begin DATA ENTRIES

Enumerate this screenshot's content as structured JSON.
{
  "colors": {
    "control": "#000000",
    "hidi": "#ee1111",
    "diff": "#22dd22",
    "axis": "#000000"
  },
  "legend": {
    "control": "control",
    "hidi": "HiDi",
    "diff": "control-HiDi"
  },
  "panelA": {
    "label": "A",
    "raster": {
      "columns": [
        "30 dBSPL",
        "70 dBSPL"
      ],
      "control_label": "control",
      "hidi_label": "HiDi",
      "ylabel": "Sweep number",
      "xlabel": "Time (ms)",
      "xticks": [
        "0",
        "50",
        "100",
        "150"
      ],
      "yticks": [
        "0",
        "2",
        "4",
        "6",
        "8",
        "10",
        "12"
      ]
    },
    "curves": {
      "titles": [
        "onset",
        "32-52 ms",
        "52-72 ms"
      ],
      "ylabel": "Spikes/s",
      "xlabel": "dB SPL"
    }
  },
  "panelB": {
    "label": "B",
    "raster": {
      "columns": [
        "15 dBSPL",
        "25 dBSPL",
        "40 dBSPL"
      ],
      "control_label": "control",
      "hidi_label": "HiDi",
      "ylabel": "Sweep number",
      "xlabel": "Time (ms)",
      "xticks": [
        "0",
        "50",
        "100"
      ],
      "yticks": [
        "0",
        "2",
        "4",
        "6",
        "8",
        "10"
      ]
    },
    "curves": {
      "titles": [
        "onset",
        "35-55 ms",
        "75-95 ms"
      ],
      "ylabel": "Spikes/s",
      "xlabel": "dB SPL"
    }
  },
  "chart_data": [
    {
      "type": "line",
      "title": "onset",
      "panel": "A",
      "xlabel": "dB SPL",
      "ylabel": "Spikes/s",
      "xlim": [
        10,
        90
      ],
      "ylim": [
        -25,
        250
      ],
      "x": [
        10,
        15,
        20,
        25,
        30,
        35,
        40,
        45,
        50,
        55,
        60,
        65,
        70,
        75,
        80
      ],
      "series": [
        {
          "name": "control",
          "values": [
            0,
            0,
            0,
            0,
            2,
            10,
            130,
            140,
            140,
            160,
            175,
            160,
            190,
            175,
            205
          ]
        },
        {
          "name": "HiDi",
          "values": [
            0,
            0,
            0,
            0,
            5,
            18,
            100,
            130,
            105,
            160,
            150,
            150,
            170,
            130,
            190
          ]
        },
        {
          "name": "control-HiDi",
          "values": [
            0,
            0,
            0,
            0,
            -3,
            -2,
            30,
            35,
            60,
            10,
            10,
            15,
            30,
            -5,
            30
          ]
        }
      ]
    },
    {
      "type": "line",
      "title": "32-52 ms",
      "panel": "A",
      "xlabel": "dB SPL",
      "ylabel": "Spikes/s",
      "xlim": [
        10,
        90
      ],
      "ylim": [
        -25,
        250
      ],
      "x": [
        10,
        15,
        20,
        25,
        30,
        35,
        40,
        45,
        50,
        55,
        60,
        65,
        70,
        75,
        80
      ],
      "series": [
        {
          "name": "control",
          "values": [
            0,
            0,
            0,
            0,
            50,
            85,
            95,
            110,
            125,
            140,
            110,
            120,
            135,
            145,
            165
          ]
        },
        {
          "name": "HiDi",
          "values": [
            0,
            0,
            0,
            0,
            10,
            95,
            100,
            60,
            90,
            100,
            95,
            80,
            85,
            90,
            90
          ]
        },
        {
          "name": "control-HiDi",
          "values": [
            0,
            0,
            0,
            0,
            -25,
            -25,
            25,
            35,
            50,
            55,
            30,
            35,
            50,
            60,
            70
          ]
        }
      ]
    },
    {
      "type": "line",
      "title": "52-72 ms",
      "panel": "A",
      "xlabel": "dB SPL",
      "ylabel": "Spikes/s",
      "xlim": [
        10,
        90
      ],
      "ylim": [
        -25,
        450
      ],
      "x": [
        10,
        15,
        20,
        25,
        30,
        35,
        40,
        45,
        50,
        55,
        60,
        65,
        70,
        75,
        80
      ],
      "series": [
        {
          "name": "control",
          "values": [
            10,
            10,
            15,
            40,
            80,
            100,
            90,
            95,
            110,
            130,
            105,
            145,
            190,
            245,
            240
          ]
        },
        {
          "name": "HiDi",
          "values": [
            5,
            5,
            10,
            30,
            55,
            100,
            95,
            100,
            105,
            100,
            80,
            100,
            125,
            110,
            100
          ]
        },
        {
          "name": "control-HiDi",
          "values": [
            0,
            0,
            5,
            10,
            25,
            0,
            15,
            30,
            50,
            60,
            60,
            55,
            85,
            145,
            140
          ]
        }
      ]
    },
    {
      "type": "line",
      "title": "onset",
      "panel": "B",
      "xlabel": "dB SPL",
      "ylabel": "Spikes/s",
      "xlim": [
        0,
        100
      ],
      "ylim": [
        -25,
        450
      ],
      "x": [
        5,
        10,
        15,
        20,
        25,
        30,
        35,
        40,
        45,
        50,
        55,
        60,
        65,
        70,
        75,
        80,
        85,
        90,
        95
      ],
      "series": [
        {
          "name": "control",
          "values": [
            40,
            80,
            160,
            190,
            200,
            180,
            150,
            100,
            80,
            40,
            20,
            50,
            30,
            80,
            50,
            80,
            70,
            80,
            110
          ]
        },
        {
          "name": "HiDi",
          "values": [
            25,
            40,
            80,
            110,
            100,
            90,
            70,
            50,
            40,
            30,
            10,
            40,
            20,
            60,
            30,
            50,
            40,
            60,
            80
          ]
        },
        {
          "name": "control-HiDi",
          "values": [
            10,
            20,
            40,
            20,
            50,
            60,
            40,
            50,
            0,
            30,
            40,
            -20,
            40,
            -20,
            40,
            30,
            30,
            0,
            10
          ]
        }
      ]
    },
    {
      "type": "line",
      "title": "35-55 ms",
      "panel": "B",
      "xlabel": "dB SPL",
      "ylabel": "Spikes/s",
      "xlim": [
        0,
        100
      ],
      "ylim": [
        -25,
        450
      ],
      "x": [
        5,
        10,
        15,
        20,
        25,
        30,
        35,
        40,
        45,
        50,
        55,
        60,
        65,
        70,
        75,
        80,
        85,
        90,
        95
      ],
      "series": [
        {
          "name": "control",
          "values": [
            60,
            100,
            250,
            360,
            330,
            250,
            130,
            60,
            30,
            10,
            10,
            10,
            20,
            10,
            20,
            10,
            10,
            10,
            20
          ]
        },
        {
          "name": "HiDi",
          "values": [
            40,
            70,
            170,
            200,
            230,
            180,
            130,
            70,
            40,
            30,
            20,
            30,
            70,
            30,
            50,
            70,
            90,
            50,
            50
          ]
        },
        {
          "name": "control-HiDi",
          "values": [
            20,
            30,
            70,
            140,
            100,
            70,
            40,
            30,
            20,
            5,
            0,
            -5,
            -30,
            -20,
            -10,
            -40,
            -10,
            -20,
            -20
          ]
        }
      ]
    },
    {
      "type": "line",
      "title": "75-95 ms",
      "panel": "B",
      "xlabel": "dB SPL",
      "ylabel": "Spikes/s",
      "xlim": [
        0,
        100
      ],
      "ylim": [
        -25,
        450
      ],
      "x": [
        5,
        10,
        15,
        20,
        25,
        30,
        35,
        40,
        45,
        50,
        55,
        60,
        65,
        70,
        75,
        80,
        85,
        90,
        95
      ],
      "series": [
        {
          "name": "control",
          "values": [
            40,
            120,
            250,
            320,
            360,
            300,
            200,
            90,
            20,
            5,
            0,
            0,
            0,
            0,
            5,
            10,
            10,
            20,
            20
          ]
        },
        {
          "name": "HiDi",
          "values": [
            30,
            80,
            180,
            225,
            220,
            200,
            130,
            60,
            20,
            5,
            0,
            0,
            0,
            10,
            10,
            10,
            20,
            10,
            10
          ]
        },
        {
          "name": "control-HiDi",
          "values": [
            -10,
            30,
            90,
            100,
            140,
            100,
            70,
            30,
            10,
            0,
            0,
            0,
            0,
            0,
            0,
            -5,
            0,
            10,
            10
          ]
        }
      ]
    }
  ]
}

end DATA ENTRIES

WHAT TO DO →
Locate the lines above that hold the word "dBSPL". Show every one of them.

TASK ANSWER →
        "30 dBSPL",
        "70 dBSPL"
        "15 dBSPL",
        "25 dBSPL",
        "40 dBSPL"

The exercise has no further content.